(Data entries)
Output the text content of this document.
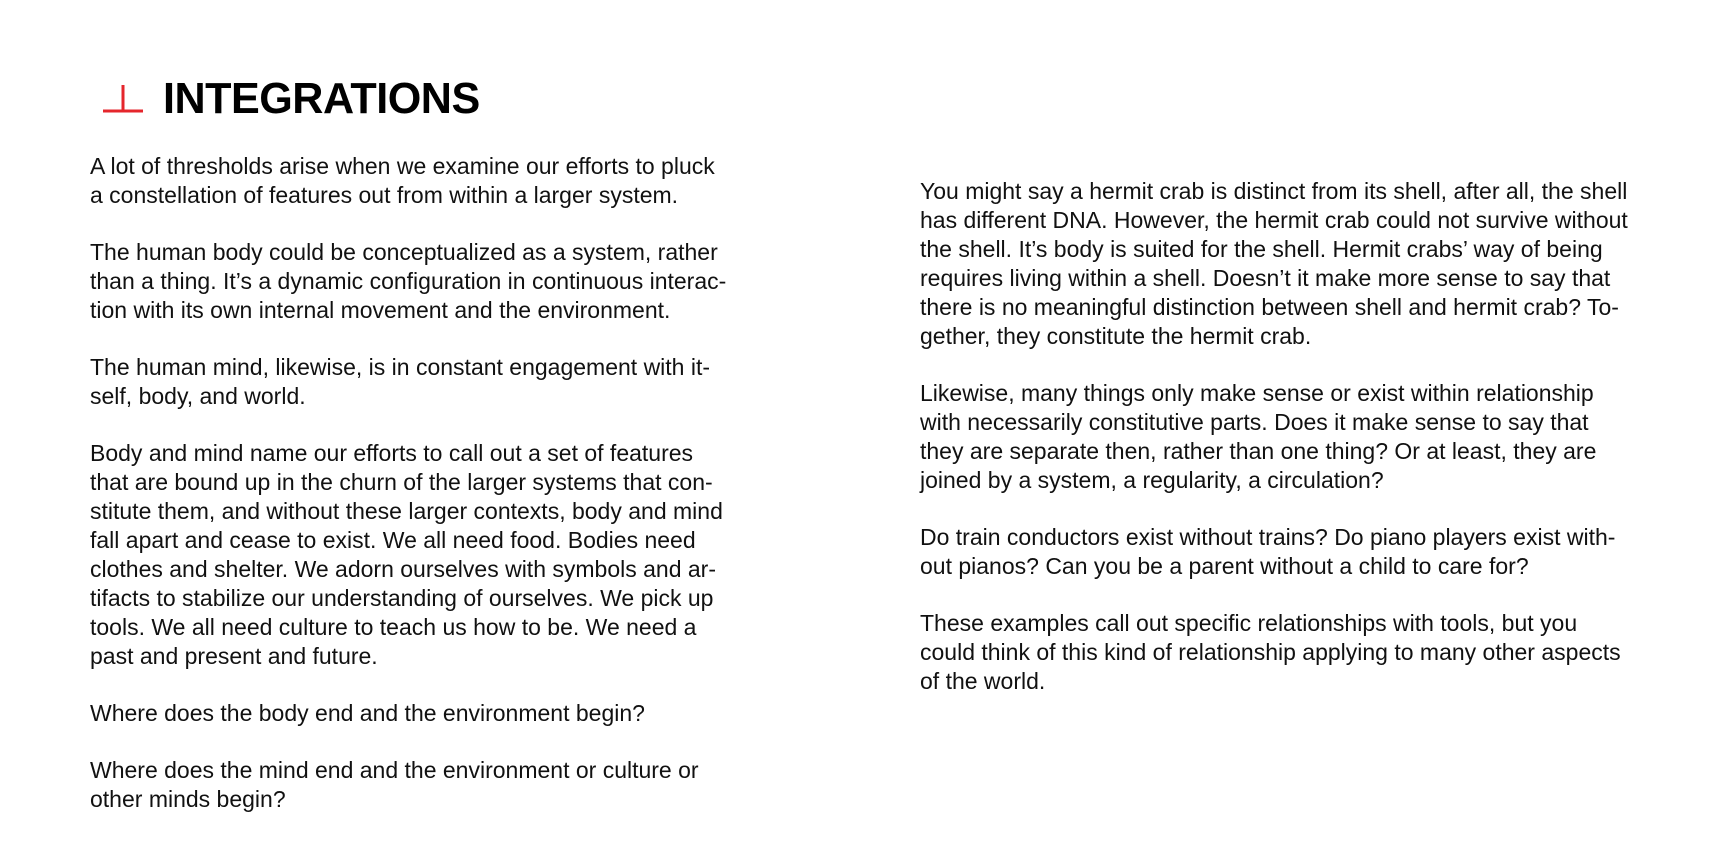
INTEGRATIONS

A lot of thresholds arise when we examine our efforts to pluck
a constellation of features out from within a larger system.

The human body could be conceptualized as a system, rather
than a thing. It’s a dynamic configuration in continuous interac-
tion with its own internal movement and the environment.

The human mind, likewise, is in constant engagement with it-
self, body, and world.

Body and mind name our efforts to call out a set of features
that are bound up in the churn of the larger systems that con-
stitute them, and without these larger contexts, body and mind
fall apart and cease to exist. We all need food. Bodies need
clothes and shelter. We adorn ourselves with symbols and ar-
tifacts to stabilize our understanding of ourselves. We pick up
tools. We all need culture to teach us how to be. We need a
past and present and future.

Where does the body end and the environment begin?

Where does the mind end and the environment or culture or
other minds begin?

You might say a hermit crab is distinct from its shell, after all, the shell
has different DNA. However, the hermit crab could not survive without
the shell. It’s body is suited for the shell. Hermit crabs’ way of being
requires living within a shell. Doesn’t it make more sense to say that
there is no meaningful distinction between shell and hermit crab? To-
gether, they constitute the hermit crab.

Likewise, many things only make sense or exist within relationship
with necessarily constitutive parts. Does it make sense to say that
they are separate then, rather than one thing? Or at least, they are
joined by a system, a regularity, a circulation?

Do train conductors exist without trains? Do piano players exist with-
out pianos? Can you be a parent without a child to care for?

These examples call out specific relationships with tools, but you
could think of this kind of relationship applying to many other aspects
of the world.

...

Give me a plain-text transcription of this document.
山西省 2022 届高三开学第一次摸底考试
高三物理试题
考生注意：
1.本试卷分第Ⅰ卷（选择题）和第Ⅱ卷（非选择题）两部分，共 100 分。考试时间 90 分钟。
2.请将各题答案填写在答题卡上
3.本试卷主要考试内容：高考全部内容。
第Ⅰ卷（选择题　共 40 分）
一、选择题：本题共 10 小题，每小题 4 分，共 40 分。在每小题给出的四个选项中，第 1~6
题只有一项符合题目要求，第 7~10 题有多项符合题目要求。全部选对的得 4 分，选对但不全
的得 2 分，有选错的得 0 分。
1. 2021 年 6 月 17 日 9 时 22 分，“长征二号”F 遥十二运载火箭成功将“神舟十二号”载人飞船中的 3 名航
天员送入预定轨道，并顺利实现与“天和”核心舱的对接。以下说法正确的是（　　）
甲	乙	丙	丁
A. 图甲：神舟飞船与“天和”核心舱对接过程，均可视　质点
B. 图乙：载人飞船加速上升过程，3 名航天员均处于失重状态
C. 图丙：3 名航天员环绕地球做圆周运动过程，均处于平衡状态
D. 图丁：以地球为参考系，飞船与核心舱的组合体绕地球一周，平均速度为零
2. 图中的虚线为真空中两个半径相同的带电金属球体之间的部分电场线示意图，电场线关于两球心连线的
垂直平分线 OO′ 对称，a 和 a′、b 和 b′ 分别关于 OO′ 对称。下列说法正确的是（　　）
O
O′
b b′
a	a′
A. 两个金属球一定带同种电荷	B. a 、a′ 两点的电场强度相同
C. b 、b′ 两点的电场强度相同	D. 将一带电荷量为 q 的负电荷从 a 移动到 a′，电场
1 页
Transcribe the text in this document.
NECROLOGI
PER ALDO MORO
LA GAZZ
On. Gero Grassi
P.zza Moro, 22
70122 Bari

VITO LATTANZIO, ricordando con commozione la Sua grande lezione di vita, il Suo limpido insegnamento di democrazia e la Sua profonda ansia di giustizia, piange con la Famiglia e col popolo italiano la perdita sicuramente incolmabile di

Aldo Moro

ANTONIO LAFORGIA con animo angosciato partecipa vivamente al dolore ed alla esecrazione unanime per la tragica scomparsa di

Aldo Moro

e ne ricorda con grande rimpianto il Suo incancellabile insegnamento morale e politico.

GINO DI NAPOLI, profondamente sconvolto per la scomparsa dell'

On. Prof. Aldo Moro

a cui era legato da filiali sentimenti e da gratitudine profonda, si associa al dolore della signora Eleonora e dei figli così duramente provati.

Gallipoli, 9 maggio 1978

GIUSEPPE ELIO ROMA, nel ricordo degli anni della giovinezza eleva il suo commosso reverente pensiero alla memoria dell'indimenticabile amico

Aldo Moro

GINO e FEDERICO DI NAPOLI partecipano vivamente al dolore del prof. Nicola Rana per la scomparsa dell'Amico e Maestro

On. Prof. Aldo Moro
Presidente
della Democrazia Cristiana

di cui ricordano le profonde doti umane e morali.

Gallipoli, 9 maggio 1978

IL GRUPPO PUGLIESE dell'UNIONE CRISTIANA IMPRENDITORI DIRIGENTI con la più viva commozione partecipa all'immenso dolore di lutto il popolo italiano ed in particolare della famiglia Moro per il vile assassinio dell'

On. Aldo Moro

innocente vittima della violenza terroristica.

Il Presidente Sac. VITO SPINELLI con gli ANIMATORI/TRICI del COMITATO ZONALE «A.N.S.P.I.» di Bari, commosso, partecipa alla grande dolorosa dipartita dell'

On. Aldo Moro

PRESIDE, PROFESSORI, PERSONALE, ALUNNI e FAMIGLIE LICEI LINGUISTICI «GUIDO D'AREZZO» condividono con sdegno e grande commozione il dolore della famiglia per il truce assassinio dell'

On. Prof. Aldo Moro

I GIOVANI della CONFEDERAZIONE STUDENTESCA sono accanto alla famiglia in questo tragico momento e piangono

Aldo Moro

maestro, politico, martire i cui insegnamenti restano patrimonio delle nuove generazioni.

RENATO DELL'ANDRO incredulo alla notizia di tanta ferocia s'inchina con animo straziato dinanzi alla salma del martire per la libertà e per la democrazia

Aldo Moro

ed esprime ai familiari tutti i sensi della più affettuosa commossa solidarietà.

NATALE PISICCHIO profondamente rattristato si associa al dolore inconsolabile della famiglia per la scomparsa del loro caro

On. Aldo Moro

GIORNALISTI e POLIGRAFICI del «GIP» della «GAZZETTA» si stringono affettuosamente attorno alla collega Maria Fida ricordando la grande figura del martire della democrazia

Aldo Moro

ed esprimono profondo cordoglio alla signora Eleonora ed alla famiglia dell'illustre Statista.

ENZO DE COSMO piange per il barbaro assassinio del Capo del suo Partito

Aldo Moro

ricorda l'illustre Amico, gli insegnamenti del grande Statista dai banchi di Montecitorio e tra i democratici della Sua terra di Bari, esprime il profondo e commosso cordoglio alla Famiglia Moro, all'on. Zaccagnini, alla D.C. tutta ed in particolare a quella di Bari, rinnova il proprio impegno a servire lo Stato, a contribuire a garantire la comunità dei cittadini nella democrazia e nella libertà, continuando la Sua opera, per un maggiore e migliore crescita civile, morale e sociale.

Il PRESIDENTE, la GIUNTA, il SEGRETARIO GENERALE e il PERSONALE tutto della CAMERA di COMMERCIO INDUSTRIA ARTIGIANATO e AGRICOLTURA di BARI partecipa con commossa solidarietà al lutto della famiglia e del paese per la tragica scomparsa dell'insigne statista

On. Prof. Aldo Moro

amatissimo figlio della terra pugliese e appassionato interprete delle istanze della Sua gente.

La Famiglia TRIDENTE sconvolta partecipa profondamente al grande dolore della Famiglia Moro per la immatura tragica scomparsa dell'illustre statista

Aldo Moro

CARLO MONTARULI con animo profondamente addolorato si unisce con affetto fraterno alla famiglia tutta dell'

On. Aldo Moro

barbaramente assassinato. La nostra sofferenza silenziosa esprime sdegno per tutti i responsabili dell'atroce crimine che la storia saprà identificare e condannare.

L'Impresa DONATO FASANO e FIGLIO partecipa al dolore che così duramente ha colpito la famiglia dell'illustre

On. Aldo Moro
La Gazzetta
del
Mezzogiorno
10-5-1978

--

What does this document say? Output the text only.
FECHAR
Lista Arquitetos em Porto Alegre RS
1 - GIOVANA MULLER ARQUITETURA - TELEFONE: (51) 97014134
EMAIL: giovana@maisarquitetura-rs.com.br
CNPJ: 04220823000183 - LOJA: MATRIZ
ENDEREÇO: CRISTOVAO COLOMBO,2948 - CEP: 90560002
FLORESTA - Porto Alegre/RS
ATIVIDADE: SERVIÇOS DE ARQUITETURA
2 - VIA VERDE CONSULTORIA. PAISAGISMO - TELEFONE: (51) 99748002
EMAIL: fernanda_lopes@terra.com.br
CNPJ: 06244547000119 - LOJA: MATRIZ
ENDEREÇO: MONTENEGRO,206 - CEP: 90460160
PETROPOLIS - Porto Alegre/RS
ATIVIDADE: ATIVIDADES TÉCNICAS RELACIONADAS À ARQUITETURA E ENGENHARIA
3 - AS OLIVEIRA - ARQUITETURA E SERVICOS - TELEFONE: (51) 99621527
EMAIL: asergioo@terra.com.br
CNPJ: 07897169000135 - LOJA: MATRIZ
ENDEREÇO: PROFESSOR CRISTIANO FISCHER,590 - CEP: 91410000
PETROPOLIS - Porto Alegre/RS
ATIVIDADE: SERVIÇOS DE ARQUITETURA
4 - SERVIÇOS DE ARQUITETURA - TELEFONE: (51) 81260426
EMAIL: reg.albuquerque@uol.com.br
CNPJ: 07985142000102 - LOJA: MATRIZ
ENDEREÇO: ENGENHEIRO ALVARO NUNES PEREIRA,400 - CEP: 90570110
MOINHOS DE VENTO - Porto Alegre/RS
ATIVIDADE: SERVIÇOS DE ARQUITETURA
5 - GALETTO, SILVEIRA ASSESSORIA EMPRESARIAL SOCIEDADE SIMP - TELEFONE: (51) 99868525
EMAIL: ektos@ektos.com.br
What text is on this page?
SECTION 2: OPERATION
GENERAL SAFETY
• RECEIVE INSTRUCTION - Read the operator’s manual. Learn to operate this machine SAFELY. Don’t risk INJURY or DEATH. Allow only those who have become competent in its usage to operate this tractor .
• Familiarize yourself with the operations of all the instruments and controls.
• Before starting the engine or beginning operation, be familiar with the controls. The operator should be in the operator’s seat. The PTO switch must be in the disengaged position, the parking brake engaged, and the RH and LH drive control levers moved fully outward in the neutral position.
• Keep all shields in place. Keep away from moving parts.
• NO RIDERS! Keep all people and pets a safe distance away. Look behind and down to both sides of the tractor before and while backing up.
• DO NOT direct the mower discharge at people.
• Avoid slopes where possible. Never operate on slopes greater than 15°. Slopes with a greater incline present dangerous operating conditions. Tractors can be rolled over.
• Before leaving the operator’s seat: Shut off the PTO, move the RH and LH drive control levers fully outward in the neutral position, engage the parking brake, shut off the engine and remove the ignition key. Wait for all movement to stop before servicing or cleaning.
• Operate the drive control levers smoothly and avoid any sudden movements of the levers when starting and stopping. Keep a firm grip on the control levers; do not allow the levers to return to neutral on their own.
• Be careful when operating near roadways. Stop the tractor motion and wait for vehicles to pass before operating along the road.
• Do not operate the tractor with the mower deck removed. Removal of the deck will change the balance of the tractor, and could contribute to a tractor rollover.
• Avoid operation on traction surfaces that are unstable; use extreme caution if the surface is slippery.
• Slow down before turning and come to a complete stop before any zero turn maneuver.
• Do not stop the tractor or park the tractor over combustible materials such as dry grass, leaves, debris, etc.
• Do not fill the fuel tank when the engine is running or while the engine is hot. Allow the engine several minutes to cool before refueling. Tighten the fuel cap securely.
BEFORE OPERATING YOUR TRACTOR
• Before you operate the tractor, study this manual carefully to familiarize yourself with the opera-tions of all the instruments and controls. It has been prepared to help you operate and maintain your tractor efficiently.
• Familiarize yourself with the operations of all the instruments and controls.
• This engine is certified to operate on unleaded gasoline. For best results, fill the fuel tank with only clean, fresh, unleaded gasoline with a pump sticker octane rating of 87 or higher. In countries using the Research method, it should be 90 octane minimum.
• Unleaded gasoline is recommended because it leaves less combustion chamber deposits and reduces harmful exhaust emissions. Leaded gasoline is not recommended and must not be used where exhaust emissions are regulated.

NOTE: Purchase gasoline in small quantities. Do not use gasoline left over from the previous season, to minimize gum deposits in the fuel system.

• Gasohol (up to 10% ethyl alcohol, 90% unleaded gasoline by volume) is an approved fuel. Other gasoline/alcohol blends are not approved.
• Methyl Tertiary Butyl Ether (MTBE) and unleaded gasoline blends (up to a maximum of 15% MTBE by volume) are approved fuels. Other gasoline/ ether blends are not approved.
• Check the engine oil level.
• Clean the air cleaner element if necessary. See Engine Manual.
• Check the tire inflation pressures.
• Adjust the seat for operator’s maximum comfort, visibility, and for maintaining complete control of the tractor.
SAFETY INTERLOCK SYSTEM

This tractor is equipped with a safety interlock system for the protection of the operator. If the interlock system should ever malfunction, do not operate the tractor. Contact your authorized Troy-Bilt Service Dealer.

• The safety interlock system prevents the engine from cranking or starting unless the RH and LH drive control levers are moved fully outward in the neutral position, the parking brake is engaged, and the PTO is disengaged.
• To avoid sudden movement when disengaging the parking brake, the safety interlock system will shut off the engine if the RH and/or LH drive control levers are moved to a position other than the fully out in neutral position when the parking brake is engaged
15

■ **Problem statement**:
Every line of the records that includes the word "make" should be gathered.

■ **Final result**:
requires living within a shell. Doesn’t it make more sense to say that
Likewise, many things only make sense or exist within relationship
with necessarily constitutive parts. Does it make sense to say that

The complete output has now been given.